*WHAT YOU NEED TO DO:* Of all the lines in the records, how many hold the word "JSON"? Answer with the number only.

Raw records
================

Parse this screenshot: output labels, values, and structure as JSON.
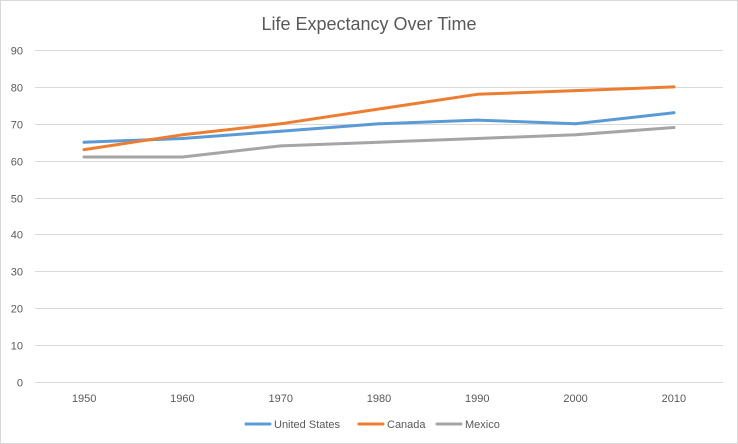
{
  "chart_data": {
    "type": "line",
    "title": "Life Expectancy Over Time",
    "xlabel": "",
    "ylabel": "",
    "categories": [
      "1950",
      "1960",
      "1970",
      "1980",
      "1990",
      "2000",
      "2010"
    ],
    "ylim": [
      0,
      90
    ],
    "yticks": [
      "0",
      "10",
      "20",
      "30",
      "40",
      "50",
      "60",
      "70",
      "80",
      "90"
    ],
    "grid": true,
    "legend_position": "bottom",
    "series": [
      {
        "name": "United States",
        "color": "#5b9bd5",
        "values": [
          65,
          66,
          68,
          70,
          71,
          70,
          73
        ]
      },
      {
        "name": "Canada",
        "color": "#ed7d31",
        "values": [
          63,
          67,
          70,
          74,
          78,
          79,
          80
        ]
      },
      {
        "name": "Mexico",
        "color": "#a5a5a5",
        "values": [
          61,
          61,
          64,
          65,
          66,
          67,
          69
        ]
      }
    ]
  }
}
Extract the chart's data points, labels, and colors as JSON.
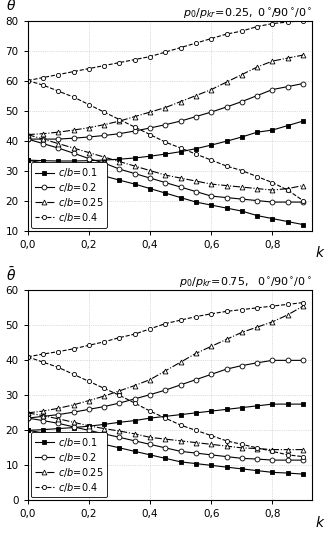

================

*TASK RESULT:* 2